[Recorded data]
—————

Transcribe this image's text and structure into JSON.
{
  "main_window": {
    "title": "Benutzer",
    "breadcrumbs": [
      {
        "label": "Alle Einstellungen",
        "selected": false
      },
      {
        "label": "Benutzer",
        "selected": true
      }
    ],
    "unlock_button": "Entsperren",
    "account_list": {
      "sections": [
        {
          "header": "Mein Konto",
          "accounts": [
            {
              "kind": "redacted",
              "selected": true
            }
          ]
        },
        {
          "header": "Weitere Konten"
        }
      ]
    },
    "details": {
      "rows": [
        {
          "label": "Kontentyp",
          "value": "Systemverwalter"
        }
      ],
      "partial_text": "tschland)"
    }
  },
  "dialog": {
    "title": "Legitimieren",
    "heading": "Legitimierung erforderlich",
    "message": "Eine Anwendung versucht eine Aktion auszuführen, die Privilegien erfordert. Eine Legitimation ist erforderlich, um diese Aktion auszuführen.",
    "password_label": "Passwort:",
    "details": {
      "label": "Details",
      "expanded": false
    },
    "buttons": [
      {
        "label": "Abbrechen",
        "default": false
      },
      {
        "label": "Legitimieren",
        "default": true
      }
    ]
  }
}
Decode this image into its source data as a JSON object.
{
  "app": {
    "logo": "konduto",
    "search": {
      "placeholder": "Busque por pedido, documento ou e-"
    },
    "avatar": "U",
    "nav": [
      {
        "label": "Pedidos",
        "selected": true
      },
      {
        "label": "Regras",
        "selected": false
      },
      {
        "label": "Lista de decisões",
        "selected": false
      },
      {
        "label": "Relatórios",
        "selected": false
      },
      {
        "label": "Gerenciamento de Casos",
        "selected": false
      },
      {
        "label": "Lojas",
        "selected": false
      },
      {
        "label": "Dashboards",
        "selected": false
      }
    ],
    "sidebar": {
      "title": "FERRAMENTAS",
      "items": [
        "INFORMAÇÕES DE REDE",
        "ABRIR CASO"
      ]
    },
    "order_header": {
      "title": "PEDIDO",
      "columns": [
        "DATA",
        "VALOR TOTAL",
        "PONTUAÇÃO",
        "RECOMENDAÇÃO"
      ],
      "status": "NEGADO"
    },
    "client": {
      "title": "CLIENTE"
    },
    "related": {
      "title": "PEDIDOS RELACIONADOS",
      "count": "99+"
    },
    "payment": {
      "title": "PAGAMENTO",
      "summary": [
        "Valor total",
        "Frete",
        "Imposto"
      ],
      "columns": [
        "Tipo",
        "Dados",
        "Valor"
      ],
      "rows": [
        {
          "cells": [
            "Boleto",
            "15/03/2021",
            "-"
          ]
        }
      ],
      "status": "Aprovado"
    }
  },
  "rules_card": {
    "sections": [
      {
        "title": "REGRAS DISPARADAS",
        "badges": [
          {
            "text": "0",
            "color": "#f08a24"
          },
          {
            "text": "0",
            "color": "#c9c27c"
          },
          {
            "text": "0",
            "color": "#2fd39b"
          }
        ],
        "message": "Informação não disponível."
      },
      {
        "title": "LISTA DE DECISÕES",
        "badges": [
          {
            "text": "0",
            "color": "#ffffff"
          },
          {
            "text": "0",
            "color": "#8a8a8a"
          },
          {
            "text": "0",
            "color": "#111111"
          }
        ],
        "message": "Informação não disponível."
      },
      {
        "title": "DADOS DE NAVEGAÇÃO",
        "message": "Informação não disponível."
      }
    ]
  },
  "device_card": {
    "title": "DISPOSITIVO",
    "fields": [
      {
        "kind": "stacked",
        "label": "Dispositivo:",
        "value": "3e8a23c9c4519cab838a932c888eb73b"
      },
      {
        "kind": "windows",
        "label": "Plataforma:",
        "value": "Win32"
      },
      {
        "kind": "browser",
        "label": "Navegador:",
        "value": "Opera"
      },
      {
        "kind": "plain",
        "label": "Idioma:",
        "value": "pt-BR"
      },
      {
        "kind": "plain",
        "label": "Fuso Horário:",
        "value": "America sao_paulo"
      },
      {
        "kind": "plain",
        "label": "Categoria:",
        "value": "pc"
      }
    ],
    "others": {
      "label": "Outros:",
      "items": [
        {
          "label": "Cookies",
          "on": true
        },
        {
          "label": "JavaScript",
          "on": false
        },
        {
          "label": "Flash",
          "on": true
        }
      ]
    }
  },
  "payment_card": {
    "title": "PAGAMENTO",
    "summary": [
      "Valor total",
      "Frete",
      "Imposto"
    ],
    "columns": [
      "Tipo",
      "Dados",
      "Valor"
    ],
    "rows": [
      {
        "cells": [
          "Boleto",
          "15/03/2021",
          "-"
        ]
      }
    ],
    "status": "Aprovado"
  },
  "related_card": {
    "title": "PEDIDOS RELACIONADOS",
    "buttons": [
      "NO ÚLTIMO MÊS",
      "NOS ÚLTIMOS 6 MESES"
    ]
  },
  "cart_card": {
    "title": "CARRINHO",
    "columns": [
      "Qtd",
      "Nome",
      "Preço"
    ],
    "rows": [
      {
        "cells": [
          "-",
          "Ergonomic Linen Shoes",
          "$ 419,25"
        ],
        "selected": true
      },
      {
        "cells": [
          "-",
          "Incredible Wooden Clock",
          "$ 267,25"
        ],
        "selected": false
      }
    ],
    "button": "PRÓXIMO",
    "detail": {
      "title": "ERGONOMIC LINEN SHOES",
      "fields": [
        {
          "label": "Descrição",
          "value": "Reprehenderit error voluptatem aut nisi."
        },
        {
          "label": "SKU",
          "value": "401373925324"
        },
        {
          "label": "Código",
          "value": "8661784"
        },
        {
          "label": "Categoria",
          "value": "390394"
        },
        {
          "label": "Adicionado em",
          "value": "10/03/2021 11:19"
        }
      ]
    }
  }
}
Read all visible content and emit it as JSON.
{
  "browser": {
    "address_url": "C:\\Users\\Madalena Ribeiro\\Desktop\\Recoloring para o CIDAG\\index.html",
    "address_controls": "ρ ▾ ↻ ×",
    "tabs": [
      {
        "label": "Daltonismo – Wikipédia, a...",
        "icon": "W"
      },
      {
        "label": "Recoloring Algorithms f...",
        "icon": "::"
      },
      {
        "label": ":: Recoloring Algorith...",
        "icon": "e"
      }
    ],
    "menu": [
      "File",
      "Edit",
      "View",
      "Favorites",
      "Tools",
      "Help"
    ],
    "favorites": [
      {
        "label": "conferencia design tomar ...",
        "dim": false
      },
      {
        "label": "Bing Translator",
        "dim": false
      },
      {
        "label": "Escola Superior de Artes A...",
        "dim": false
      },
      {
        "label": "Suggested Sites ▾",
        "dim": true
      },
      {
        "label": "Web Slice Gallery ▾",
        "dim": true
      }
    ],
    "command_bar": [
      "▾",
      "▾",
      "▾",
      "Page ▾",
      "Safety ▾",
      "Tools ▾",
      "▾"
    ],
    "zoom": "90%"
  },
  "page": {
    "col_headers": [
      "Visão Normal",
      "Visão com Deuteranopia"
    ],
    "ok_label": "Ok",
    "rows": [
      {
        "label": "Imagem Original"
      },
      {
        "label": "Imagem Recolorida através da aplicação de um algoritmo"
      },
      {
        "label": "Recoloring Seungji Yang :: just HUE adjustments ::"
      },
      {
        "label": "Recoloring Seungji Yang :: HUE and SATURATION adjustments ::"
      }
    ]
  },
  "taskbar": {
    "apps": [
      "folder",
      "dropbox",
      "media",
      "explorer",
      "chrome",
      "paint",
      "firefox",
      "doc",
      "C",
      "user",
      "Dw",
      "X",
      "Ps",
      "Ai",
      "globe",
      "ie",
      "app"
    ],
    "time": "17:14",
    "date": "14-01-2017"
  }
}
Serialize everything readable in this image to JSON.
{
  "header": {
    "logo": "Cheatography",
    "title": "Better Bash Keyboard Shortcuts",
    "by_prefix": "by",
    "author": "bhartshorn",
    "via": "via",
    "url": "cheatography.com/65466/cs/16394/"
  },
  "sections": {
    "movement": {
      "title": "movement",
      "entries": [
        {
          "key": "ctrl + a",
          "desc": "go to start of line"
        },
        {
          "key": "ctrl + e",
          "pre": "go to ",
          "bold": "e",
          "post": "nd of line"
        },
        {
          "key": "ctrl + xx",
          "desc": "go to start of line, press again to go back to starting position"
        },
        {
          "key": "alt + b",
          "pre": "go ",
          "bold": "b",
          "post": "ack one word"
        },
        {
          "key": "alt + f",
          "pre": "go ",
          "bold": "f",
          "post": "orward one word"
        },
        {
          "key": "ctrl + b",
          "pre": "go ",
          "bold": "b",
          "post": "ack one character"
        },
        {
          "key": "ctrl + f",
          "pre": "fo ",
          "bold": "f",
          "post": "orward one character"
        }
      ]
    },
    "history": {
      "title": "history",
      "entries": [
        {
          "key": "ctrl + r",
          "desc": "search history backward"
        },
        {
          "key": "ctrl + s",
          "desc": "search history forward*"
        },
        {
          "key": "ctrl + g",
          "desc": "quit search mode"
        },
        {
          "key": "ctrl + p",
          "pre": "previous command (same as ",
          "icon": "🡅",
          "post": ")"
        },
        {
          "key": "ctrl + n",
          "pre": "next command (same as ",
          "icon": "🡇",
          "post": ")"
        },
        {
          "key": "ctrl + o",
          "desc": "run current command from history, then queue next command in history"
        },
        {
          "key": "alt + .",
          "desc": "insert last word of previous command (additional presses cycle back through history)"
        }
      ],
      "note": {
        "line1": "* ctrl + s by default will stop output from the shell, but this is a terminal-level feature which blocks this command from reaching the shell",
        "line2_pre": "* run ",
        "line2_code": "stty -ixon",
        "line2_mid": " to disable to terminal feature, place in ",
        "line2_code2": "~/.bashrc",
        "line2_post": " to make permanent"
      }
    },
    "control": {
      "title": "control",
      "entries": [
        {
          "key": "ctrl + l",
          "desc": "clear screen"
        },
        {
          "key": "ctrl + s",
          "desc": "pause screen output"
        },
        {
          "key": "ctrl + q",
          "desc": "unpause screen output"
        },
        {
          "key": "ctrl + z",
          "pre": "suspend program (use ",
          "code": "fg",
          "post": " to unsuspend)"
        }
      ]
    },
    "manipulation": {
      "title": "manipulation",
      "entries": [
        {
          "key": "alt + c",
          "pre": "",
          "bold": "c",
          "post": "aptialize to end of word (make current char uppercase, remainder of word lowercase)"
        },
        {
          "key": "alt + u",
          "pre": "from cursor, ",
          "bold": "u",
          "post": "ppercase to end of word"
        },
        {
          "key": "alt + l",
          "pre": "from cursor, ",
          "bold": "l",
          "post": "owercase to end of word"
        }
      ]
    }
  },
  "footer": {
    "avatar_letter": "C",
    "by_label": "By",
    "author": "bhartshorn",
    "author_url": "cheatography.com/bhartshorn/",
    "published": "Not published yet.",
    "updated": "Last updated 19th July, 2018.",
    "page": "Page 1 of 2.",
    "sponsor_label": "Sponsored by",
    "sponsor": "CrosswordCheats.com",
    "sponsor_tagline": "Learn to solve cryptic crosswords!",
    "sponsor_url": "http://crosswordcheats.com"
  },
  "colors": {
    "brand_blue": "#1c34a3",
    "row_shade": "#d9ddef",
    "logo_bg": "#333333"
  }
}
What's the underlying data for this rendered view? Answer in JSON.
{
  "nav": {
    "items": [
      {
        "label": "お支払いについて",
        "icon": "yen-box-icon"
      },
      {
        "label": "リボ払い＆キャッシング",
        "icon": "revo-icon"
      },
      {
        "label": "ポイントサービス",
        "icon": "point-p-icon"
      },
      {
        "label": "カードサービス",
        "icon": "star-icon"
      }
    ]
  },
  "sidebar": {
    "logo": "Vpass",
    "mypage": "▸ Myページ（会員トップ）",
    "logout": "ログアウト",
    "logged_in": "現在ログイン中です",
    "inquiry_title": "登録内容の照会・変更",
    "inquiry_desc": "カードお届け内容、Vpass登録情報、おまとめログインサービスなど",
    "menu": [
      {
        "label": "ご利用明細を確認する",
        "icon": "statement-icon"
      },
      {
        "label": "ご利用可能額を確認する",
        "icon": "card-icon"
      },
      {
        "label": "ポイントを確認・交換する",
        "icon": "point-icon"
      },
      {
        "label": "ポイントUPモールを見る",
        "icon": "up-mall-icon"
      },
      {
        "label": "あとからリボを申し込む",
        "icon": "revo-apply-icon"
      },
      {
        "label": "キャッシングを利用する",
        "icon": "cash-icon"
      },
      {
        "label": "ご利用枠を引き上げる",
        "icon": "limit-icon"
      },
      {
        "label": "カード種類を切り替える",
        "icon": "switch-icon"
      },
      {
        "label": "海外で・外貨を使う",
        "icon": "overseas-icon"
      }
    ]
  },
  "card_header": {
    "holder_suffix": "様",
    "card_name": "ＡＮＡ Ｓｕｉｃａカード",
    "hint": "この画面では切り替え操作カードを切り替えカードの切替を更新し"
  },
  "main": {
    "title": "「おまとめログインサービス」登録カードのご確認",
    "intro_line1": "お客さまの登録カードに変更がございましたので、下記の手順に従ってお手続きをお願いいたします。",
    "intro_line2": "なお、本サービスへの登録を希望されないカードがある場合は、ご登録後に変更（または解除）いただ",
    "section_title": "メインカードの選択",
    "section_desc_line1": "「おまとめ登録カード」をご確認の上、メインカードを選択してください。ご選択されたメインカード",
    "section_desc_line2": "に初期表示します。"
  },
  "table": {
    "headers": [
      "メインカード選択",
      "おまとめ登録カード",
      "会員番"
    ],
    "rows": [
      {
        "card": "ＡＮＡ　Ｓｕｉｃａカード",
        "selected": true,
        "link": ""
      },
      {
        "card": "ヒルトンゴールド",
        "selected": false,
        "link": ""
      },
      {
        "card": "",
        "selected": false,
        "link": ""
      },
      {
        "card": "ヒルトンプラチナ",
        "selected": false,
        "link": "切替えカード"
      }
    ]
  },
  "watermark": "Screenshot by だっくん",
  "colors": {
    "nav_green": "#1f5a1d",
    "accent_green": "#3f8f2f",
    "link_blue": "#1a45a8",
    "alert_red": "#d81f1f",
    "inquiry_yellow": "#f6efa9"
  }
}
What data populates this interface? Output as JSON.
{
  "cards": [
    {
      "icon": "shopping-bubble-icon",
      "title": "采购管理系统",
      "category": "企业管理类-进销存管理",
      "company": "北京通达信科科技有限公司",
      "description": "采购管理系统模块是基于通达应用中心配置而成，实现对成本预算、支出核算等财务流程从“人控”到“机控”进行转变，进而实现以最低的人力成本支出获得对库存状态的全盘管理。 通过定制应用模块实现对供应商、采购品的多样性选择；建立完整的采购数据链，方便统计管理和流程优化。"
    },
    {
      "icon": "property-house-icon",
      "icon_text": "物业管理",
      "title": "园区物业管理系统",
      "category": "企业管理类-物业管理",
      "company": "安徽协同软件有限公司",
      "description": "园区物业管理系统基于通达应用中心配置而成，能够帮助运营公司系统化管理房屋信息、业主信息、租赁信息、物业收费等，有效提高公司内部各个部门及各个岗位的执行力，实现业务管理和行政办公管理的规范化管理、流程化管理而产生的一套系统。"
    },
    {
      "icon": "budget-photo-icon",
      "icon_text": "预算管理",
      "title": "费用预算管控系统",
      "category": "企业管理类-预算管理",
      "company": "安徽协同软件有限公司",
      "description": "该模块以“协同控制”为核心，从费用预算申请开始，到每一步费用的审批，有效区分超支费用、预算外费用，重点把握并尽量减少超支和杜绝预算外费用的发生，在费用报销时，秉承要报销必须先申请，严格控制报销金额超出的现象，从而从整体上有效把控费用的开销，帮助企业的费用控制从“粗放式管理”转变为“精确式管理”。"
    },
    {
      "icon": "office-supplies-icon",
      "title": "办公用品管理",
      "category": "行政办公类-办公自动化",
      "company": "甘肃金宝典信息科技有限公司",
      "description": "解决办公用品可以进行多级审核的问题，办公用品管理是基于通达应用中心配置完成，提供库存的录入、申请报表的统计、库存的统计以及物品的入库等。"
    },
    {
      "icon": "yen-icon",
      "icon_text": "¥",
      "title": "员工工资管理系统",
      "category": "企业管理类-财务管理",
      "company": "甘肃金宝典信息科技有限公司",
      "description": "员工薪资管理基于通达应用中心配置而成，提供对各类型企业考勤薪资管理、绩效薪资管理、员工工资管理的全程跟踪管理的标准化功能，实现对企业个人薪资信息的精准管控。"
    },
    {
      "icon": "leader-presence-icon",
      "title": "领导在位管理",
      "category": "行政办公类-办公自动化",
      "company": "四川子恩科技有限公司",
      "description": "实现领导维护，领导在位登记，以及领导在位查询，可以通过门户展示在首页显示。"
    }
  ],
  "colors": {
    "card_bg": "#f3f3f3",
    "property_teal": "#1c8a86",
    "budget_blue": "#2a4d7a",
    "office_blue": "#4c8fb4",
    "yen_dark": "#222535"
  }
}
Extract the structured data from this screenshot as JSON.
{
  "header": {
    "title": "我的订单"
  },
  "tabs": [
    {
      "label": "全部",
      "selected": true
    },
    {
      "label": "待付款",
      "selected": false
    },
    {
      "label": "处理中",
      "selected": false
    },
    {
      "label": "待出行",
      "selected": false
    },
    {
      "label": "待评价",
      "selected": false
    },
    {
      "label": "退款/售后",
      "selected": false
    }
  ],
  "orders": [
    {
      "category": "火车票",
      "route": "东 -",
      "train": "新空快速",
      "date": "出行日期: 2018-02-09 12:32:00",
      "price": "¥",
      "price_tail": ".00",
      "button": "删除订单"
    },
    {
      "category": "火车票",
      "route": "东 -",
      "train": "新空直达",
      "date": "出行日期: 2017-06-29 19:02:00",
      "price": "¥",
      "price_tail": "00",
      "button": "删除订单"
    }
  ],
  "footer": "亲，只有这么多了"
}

—————

Written task: The word "start" appears in how many lines of the records? Give the number only.

Written reply: 2